## [RECORDS TO PROCESS]
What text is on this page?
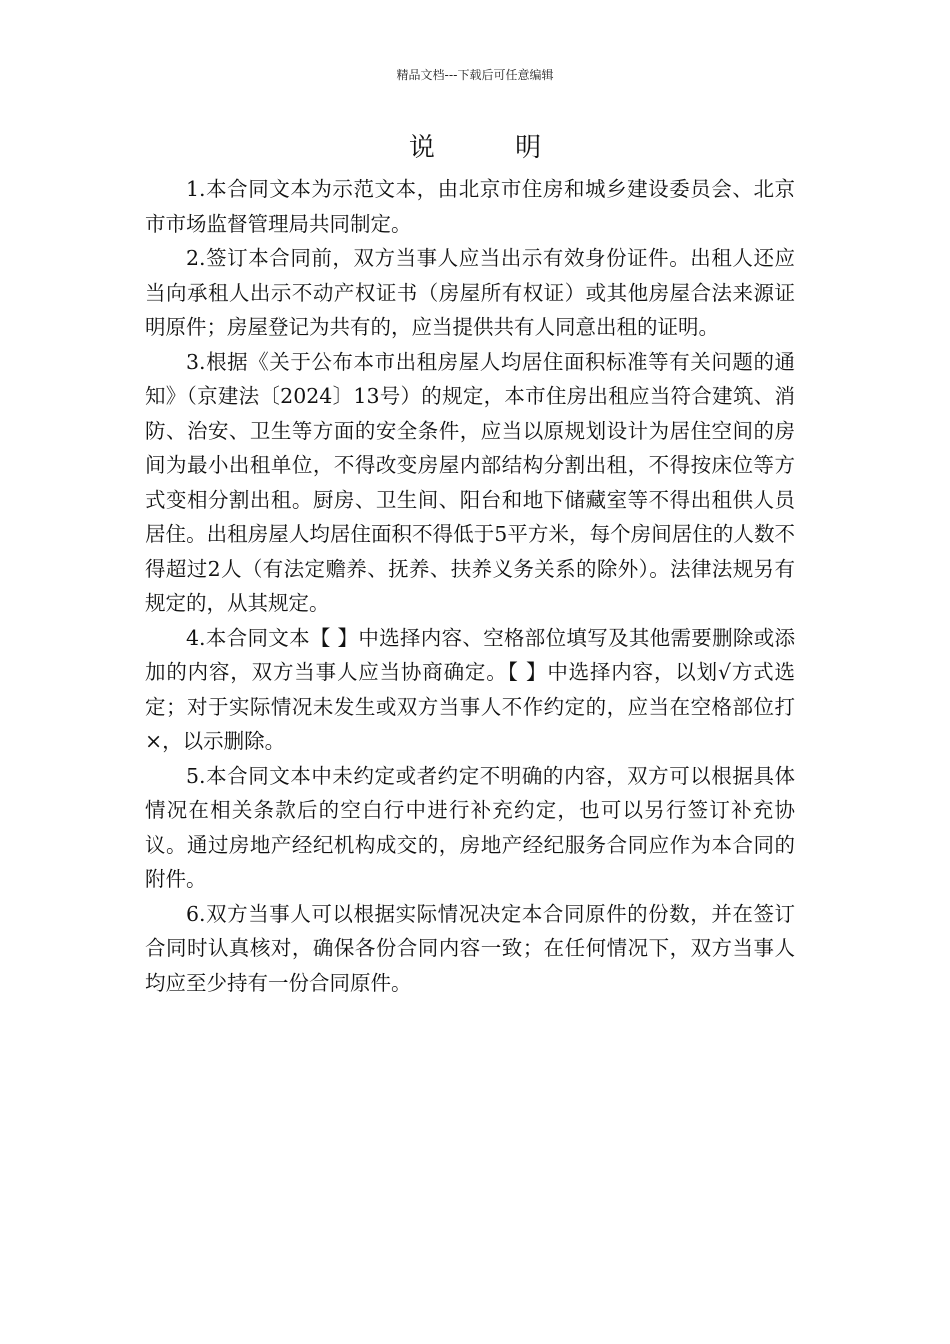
精品文档---下载后可任意编辑
说 明

1.本合同文本为示范文本，由北京市住房和城乡建设委员会、北京市市场监督管理局共同制定。

2.签订本合同前，双方当事人应当出示有效身份证件。出租人还应当向承租人出示不动产权证书（房屋所有权证）或其他房屋合法来源证明原件；房屋登记为共有的，应当提供共有人同意出租的证明。

3.根据《关于公布本市出租房屋人均居住面积标准等有关问题的通知》（京建法〔2024〕13号）的规定，本市住房出租应当符合建筑、消防、治安、卫生等方面的安全条件，应当以原规划设计为居住空间的房间为最小出租单位，不得改变房屋内部结构分割出租，不得按床位等方式变相分割出租。厨房、卫生间、阳台和地下储藏室等不得出租供人员居住。出租房屋人均居住面积不得低于5平方米，每个房间居住的人数不得超过2人（有法定赡养、抚养、扶养义务关系的除外）。法律法规另有规定的，从其规定。

4.本合同文本【 】中选择内容、空格部位填写及其他需要删除或添加的内容，双方当事人应当协商确定。【 】中选择内容，以划√方式选定；对于实际情况未发生或双方当事人不作约定的，应当在空格部位打×，以示删除。

5.本合同文本中未约定或者约定不明确的内容，双方可以根据具体情况在相关条款后的空白行中进行补充约定，也可以另行签订补充协议。通过房地产经纪机构成交的，房地产经纪服务合同应作为本合同的附件。

6.双方当事人可以根据实际情况决定本合同原件的份数，并在签订合同时认真核对，确保各份合同内容一致；在任何情况下，双方当事人均应至少持有一份合同原件。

## [EXERCISE TASK]
Reproduce every line above as written, skipping pictures.

## [CORRECT OUTPUT]
What text is on this page?
精品文档---下载后可任意编辑
说 明

1.本合同文本为示范文本，由北京市住房和城乡建设委员会、北京市市场监督管理局共同制定。

2.签订本合同前，双方当事人应当出示有效身份证件。出租人还应当向承租人出示不动产权证书（房屋所有权证）或其他房屋合法来源证明原件；房屋登记为共有的，应当提供共有人同意出租的证明。

3.根据《关于公布本市出租房屋人均居住面积标准等有关问题的通知》（京建法〔2024〕13号）的规定，本市住房出租应当符合建筑、消防、治安、卫生等方面的安全条件，应当以原规划设计为居住空间的房间为最小出租单位，不得改变房屋内部结构分割出租，不得按床位等方式变相分割出租。厨房、卫生间、阳台和地下储藏室等不得出租供人员居住。出租房屋人均居住面积不得低于5平方米，每个房间居住的人数不得超过2人（有法定赡养、抚养、扶养义务关系的除外）。法律法规另有规定的，从其规定。

4.本合同文本【 】中选择内容、空格部位填写及其他需要删除或添加的内容，双方当事人应当协商确定。【 】中选择内容，以划√方式选定；对于实际情况未发生或双方当事人不作约定的，应当在空格部位打×，以示删除。

5.本合同文本中未约定或者约定不明确的内容，双方可以根据具体情况在相关条款后的空白行中进行补充约定，也可以另行签订补充协议。通过房地产经纪机构成交的，房地产经纪服务合同应作为本合同的附件。

6.双方当事人可以根据实际情况决定本合同原件的份数，并在签订合同时认真核对，确保各份合同内容一致；在任何情况下，双方当事人均应至少持有一份合同原件。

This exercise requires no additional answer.